** STATED EXERCISE 1 **
Can you condense the entry in the history-of-work timeline that begins "Between 19th and 20th centuries, a new (third) sector arose" into a shorter version that keeps its main facts?
** STATED EXERCISE 2 **
Retype the part of the history-of-work timeline from "Monday, May 16, 2016" up to and including "of their human rights.".
** STATED EXERCISE 3 **
According to the history-of-work timeline, in what year was the idea of a two-day no-work weekend born?

** EXCERPTED PASSAGE **
::::::

Monday, May 16, 2016

Timeline: History of work


  • Hunting and gathering society: Cavemen hunted for food.
  • Neanderthals invented crude tools, making work a bit easier.
  • Fire was discovered. Cooking was discovered.
  • The wheel was invented. Transport became easier.
  • 10,000 years ago in Mesopotamia, people learned to plant and became subsistence farmers or peasants. In this settlementagriculture was born. The concept of work (the “conscious striving now…to accrue a future benefit”), worker, or a working day began.
  • The exchange of goods through barter and money gave birth to capitalism and the hiring of workers.
  • Slavery, or the buying, selling, and total ownership of human beings as objects or personal property, began.
  • The rise of the city-state and the conception of a citizen with rights gave workers an awareness of their human rights.
  • Machines were invented, making work a lot easier and faster.
  • Slavery was abolished in the United States.
  • The idea of division of labor was born, making the production flow more efficient.
  • In a more sophisticated society, specialized skills (or specialization) became necessary, particularly for people who opt out of the food production business. Soon, trade-based guilds were formed.
  • Most workers were men, and they were the family breadwinner.
  • Machines helped increase productivity and the country’s income, or more accurately, the major shareholder’s profit/earnings.
  • Mass manufacture resulted in the First Industrial Revolution – in short, the advent of the industrial age.
  • However, machines displaced many workers.
  • Machines (robots) to make machines (automobiles, etc.) were invented.
  • At the beginning of the 19th century, however, farming, often manual, remained the major occupation.
  • By the 1850s, agriculture was modernized, thanks to the tractor, steel plow, reaper, etc., reducing the number of farm workers.
  • Formation of companies by capitalists often meant regularization of work contracts and lifetime careers, with compensation package, including fringe benefits.
  • Women joined the workforce out of the necessity to have two-income households, leaving children alone at home.
  • Communism snatched the tools of production from the hands of the capitalist to the proletariat or the working class.
  • In 1850, the idea of a two-day no-work weekend was born. In England, because of religious motivation, the British Factory Act eventually led to the five-and-a-half-day work week.
  • Technology created new forms of work, so farm workers migrated en masse to other industries.
  • By the 1900s, workers swelled the factories/manufacturing plants (automobile, appliance, power, etc.).
  • Between 1960 and 1990, however, manufacturing output rose, but technology halved the number of workers.
  • The idea of a trade union or a workers' union (to advance and protect tradesmen's and workers’ rights) caught on.
  • The first strike occurred.
  • Corporate bargaining agreement was conceptualized.
  • Between 19th and 20th centuries, a new (third) sector arose to take up the slack: the service sector. Thanks to the typewriter and the telephone, this sector was able to employ teachers, lawyers, doctors, nurses, maids, baby-sitters, sales people, government workers, and other service providers.

::::::

** PROVIDED MATERIAL **
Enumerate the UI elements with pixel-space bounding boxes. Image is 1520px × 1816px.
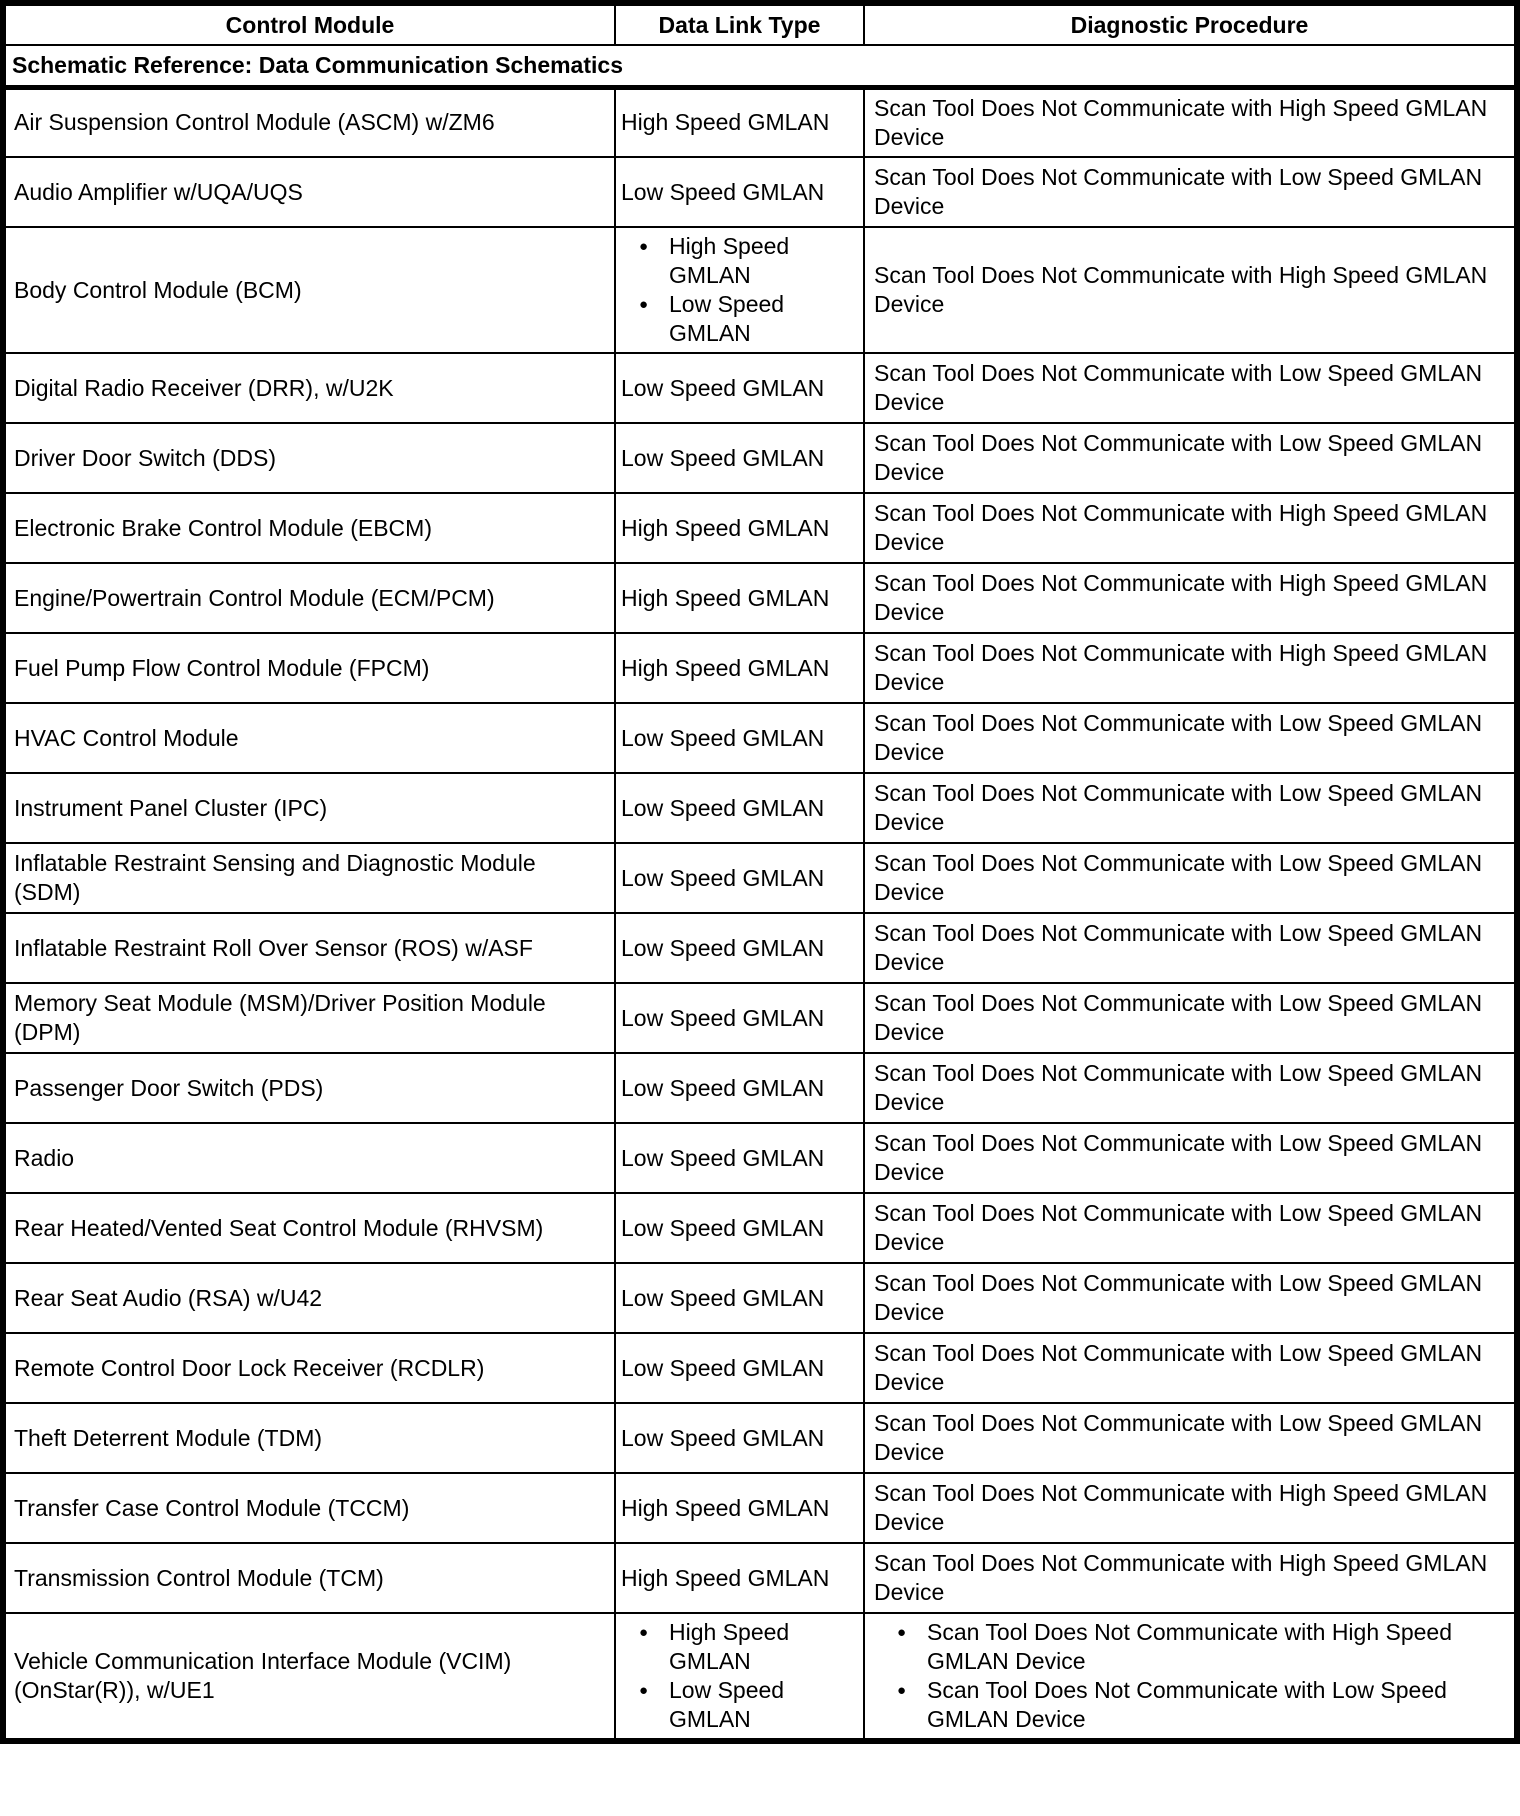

::::::

** FULL OUTPUT 1 **
Between the 19th and 20th centuries, a third sector, the service sector, arose to take up the slack. The typewriter and telephone let it employ teachers, lawyers, doctors, nurses, maids, baby-sitters, salespeople, government workers, and other service providers.

** FULL OUTPUT 2 **
Monday, May 16, 2016

Timeline: History of work


  • Hunting and gathering society: Cavemen hunted for food.
  • Neanderthals invented crude tools, making work a bit easier.
  • Fire was discovered. Cooking was discovered.
  • The wheel was invented. Transport became easier.
  • 10,000 years ago in Mesopotamia, people learned to plant and became subsistence farmers or peasants. In this settlementagriculture was born. The concept of work (the “conscious striving now…to accrue a future benefit”), worker, or a working day began.
  • The exchange of goods through barter and money gave birth to capitalism and the hiring of workers.
  • Slavery, or the buying, selling, and total ownership of human beings as objects or personal property, began.
  • The rise of the city-state and the conception of a citizen with rights gave workers an awareness of their human rights.

** FULL OUTPUT 3 **
1850